• Goal
Search the entries for the word "start" and pull out each line that has it.

[Records from a data collection]
* begin *

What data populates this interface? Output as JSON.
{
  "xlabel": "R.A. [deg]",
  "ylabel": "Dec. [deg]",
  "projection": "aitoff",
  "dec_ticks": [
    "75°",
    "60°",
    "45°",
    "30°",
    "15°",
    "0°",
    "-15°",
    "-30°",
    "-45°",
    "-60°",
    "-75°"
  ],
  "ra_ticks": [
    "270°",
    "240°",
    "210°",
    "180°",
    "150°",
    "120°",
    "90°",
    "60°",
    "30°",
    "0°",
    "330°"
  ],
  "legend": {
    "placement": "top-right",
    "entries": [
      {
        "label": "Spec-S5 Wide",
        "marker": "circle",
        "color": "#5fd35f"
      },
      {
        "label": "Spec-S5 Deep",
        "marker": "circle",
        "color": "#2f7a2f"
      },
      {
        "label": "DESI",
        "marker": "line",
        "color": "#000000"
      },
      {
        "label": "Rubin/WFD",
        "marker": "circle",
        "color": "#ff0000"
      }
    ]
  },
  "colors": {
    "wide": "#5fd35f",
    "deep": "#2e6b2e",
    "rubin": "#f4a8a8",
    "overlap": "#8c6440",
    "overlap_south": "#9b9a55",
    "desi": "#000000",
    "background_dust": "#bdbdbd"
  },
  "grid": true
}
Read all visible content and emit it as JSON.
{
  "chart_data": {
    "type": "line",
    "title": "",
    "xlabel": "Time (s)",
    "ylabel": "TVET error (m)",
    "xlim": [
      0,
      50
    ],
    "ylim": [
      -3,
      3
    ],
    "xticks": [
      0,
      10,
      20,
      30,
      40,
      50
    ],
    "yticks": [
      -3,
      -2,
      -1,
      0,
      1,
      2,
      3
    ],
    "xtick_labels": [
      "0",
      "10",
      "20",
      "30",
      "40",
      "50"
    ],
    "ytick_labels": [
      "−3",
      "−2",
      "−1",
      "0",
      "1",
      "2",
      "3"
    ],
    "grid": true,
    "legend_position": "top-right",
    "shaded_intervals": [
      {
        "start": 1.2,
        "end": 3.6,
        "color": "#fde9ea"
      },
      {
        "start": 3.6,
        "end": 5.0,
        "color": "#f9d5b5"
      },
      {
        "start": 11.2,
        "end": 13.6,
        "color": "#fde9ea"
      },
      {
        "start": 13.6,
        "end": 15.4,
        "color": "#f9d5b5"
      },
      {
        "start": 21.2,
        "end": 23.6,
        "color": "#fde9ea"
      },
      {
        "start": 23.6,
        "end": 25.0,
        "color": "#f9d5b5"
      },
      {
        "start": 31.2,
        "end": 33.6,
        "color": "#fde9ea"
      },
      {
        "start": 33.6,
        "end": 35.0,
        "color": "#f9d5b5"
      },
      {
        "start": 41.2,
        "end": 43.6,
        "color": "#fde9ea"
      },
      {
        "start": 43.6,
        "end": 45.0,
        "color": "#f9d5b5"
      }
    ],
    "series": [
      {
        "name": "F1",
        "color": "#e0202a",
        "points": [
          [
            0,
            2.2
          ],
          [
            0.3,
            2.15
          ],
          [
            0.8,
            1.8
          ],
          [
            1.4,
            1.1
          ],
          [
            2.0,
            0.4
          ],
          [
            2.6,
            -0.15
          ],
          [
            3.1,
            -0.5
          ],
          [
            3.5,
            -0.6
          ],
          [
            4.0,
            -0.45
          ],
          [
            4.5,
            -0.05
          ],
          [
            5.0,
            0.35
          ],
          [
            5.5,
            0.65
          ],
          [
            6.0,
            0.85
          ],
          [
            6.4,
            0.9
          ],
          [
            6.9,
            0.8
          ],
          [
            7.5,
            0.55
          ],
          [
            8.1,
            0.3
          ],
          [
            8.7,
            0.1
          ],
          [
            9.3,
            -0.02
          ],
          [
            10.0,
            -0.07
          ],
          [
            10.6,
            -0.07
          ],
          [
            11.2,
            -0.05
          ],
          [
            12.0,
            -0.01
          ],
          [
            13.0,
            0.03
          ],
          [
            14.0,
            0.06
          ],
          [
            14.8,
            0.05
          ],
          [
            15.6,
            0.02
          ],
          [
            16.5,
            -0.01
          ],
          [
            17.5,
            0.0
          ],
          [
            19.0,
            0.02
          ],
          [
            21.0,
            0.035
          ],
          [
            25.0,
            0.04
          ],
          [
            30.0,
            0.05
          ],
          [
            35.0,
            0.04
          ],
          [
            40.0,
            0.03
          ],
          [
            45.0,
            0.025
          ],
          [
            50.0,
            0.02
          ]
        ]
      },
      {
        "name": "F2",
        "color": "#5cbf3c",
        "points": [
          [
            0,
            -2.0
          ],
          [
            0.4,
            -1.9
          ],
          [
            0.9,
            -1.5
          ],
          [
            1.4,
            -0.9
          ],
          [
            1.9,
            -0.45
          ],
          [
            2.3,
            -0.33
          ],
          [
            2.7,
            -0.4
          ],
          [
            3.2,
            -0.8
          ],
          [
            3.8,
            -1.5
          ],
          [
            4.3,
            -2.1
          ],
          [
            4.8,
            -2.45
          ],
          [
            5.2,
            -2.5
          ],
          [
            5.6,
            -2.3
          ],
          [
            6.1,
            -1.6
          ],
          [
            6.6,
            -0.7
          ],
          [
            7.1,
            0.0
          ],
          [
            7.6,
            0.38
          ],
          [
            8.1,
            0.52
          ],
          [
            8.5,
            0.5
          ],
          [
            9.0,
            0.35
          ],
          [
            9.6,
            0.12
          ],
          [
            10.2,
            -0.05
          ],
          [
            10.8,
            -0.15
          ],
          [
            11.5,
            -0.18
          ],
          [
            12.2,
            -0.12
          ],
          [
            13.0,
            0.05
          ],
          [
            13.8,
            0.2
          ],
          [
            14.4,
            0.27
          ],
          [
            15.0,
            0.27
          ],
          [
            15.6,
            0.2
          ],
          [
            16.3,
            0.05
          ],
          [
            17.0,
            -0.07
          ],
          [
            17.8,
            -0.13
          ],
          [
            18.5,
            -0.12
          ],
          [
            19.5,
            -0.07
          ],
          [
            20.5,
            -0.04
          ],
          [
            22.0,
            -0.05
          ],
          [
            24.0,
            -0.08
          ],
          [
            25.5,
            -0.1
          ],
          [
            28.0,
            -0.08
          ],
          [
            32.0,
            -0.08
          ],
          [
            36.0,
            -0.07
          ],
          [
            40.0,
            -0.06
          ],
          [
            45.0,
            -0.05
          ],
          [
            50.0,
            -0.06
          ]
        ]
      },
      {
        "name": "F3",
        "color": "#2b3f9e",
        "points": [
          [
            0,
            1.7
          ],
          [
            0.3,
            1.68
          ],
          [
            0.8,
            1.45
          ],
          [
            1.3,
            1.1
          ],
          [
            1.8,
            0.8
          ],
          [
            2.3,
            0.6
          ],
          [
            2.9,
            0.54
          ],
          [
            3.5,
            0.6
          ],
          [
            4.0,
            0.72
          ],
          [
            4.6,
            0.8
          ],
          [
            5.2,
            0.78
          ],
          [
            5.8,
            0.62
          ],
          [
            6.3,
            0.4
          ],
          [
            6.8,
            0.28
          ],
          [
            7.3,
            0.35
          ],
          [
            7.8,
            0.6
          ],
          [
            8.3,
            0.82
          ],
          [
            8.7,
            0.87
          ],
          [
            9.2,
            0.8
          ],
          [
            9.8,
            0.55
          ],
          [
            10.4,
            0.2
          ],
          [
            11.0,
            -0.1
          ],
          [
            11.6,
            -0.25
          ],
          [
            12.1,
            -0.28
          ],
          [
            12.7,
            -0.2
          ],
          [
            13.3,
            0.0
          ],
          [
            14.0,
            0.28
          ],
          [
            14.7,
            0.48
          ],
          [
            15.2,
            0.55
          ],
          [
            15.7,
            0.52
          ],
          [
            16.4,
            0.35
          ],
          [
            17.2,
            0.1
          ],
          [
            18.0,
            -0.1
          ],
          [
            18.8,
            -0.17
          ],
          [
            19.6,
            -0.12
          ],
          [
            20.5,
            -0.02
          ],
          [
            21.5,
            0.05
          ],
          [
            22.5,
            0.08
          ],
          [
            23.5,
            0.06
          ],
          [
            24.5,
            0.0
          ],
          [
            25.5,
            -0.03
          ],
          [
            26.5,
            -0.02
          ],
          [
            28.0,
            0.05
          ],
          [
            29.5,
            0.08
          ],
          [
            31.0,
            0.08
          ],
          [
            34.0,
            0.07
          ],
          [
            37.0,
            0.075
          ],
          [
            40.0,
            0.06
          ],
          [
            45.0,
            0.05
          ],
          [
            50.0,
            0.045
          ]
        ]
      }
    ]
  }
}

* end *

• The response
        "start": 1.2,
        "start": 3.6,
        "start": 11.2,
        "start": 13.6,
        "start": 21.2,
        "start": 23.6,
        "start": 31.2,
        "start": 33.6,
        "start": 41.2,
        "start": 43.6,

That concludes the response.